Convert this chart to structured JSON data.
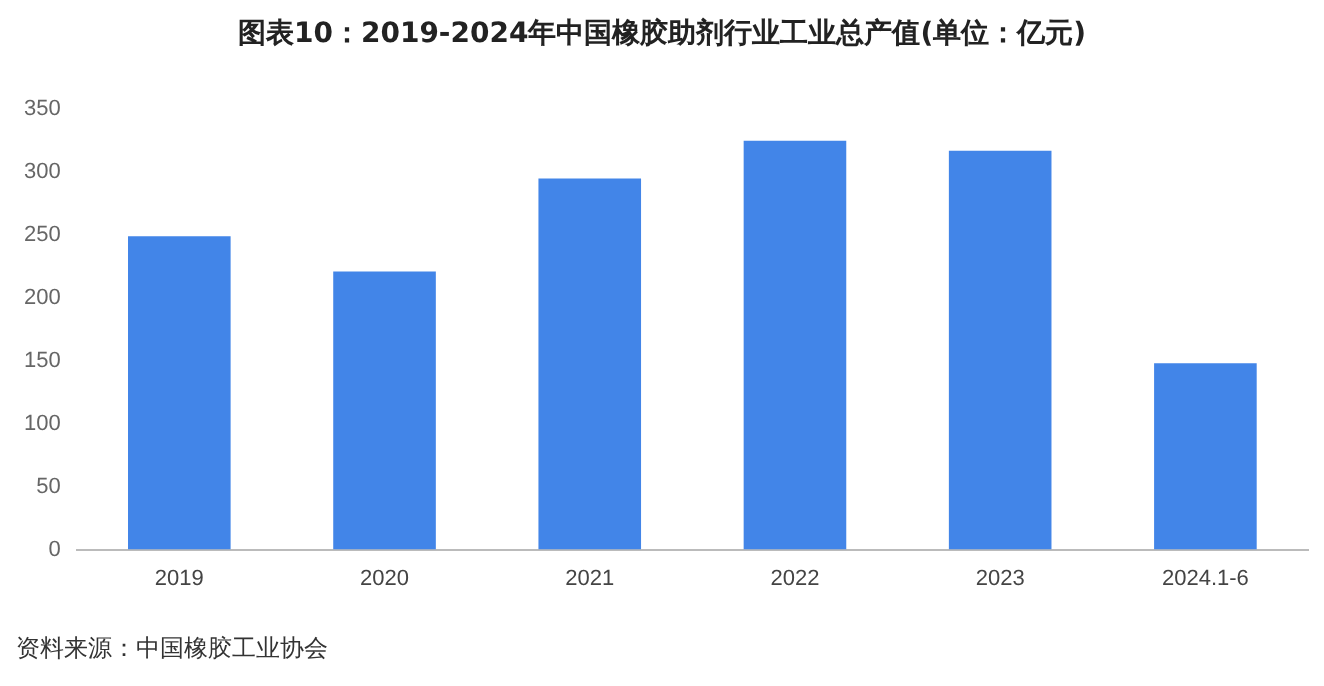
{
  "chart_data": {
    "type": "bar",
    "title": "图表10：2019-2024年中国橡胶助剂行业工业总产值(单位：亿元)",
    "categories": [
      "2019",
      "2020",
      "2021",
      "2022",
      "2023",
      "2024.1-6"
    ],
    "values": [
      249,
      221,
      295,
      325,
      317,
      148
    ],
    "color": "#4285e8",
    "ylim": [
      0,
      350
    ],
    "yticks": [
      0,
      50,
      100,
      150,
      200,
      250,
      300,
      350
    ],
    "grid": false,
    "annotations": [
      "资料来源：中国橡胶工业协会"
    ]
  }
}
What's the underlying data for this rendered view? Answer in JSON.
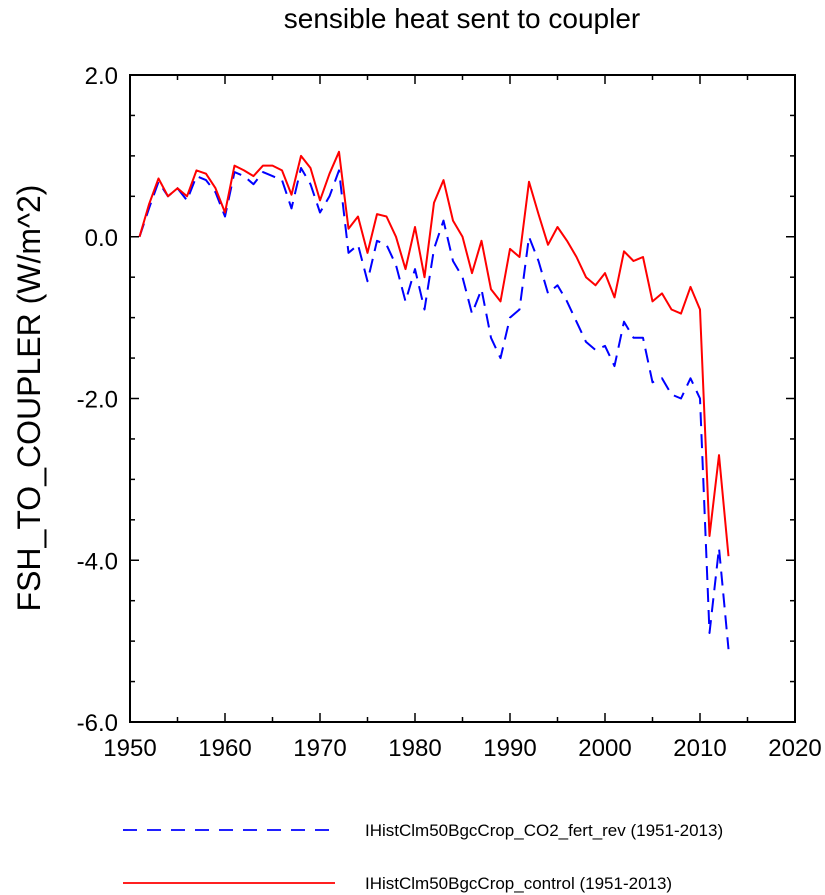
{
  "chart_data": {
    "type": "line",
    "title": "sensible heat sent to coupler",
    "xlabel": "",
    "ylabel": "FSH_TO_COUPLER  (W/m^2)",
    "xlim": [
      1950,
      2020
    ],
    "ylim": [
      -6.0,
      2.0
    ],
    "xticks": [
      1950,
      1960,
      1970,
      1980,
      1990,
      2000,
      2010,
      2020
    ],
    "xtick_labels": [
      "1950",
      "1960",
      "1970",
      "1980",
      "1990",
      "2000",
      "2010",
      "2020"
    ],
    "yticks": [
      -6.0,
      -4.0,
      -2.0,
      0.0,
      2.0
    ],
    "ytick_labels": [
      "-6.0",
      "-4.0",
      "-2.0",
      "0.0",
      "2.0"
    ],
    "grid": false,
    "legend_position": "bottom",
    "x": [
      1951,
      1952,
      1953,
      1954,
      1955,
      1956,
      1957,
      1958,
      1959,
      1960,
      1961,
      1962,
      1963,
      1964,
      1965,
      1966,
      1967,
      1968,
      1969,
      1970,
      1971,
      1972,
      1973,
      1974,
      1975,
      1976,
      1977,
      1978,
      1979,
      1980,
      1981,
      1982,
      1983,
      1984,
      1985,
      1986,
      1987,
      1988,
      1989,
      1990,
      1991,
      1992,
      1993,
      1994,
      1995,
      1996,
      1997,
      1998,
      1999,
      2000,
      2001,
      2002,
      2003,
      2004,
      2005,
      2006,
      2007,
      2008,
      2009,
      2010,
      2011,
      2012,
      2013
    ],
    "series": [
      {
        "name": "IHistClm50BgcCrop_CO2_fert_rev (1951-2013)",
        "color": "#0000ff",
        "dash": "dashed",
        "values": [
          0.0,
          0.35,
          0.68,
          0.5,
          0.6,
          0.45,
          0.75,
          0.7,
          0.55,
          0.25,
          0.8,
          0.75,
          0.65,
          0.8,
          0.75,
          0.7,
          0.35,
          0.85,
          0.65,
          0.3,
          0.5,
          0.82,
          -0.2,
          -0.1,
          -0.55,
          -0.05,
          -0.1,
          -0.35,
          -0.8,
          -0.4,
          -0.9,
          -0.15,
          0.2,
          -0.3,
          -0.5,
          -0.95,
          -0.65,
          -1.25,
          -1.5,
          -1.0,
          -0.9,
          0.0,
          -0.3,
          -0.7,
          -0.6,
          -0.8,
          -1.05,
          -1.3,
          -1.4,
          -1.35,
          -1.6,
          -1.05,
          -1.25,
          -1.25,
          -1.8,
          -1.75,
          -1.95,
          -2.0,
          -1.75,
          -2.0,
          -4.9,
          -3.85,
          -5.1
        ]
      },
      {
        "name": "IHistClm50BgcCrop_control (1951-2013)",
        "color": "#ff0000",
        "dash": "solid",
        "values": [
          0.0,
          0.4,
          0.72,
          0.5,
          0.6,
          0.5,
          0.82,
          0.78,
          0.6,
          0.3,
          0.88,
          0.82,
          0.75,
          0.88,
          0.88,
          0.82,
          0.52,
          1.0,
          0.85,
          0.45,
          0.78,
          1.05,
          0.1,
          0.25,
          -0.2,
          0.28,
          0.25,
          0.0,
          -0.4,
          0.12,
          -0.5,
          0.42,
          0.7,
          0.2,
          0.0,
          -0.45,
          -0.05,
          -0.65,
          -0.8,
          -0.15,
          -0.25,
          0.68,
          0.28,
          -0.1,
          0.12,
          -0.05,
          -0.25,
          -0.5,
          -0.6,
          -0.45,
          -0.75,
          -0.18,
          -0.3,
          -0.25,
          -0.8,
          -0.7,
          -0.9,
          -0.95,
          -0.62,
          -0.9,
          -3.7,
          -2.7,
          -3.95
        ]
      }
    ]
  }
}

_ _ _

* [EXERCISE DETAILS]: Make a verbatim copy of all the entries and strip out the pictures.

* [RESPONSE FOR THIS EXERCISE]:
Convert this chart to structured JSON data.
{
  "chart_data": {
    "type": "bar",
    "title": "图表10：2019-2024年中国橡胶助剂行业工业总产值(单位：亿元)",
    "categories": [
      "2019",
      "2020",
      "2021",
      "2022",
      "2023",
      "2024.1-6"
    ],
    "values": [
      249,
      221,
      295,
      325,
      317,
      148
    ],
    "color": "#4285e8",
    "ylim": [
      0,
      350
    ],
    "yticks": [
      0,
      50,
      100,
      150,
      200,
      250,
      300,
      350
    ],
    "grid": false,
    "annotations": [
      "资料来源：中国橡胶工业协会"
    ]
  }
}
What's the underlying data for this rendered view? Answer in JSON.
{
  "chart_data": {
    "type": "line",
    "title": "sensible heat sent to coupler",
    "xlabel": "",
    "ylabel": "FSH_TO_COUPLER  (W/m^2)",
    "xlim": [
      1950,
      2020
    ],
    "ylim": [
      -6.0,
      2.0
    ],
    "xticks": [
      1950,
      1960,
      1970,
      1980,
      1990,
      2000,
      2010,
      2020
    ],
    "xtick_labels": [
      "1950",
      "1960",
      "1970",
      "1980",
      "1990",
      "2000",
      "2010",
      "2020"
    ],
    "yticks": [
      -6.0,
      -4.0,
      -2.0,
      0.0,
      2.0
    ],
    "ytick_labels": [
      "-6.0",
      "-4.0",
      "-2.0",
      "0.0",
      "2.0"
    ],
    "grid": false,
    "legend_position": "bottom",
    "x": [
      1951,
      1952,
      1953,
      1954,
      1955,
      1956,
      1957,
      1958,
      1959,
      1960,
      1961,
      1962,
      1963,
      1964,
      1965,
      1966,
      1967,
      1968,
      1969,
      1970,
      1971,
      1972,
      1973,
      1974,
      1975,
      1976,
      1977,
      1978,
      1979,
      1980,
      1981,
      1982,
      1983,
      1984,
      1985,
      1986,
      1987,
      1988,
      1989,
      1990,
      1991,
      1992,
      1993,
      1994,
      1995,
      1996,
      1997,
      1998,
      1999,
      2000,
      2001,
      2002,
      2003,
      2004,
      2005,
      2006,
      2007,
      2008,
      2009,
      2010,
      2011,
      2012,
      2013
    ],
    "series": [
      {
        "name": "IHistClm50BgcCrop_CO2_fert_rev (1951-2013)",
        "color": "#0000ff",
        "dash": "dashed",
        "values": [
          0.0,
          0.35,
          0.68,
          0.5,
          0.6,
          0.45,
          0.75,
          0.7,
          0.55,
          0.25,
          0.8,
          0.75,
          0.65,
          0.8,
          0.75,
          0.7,
          0.35,
          0.85,
          0.65,
          0.3,
          0.5,
          0.82,
          -0.2,
          -0.1,
          -0.55,
          -0.05,
          -0.1,
          -0.35,
          -0.8,
          -0.4,
          -0.9,
          -0.15,
          0.2,
          -0.3,
          -0.5,
          -0.95,
          -0.65,
          -1.25,
          -1.5,
          -1.0,
          -0.9,
          0.0,
          -0.3,
          -0.7,
          -0.6,
          -0.8,
          -1.05,
          -1.3,
          -1.4,
          -1.35,
          -1.6,
          -1.05,
          -1.25,
          -1.25,
          -1.8,
          -1.75,
          -1.95,
          -2.0,
          -1.75,
          -2.0,
          -4.9,
          -3.85,
          -5.1
        ]
      },
      {
        "name": "IHistClm50BgcCrop_control (1951-2013)",
        "color": "#ff0000",
        "dash": "solid",
        "values": [
          0.0,
          0.4,
          0.72,
          0.5,
          0.6,
          0.5,
          0.82,
          0.78,
          0.6,
          0.3,
          0.88,
          0.82,
          0.75,
          0.88,
          0.88,
          0.82,
          0.52,
          1.0,
          0.85,
          0.45,
          0.78,
          1.05,
          0.1,
          0.25,
          -0.2,
          0.28,
          0.25,
          0.0,
          -0.4,
          0.12,
          -0.5,
          0.42,
          0.7,
          0.2,
          0.0,
          -0.45,
          -0.05,
          -0.65,
          -0.8,
          -0.15,
          -0.25,
          0.68,
          0.28,
          -0.1,
          0.12,
          -0.05,
          -0.25,
          -0.5,
          -0.6,
          -0.45,
          -0.75,
          -0.18,
          -0.3,
          -0.25,
          -0.8,
          -0.7,
          -0.9,
          -0.95,
          -0.62,
          -0.9,
          -3.7,
          -2.7,
          -3.95
        ]
      }
    ]
  }
}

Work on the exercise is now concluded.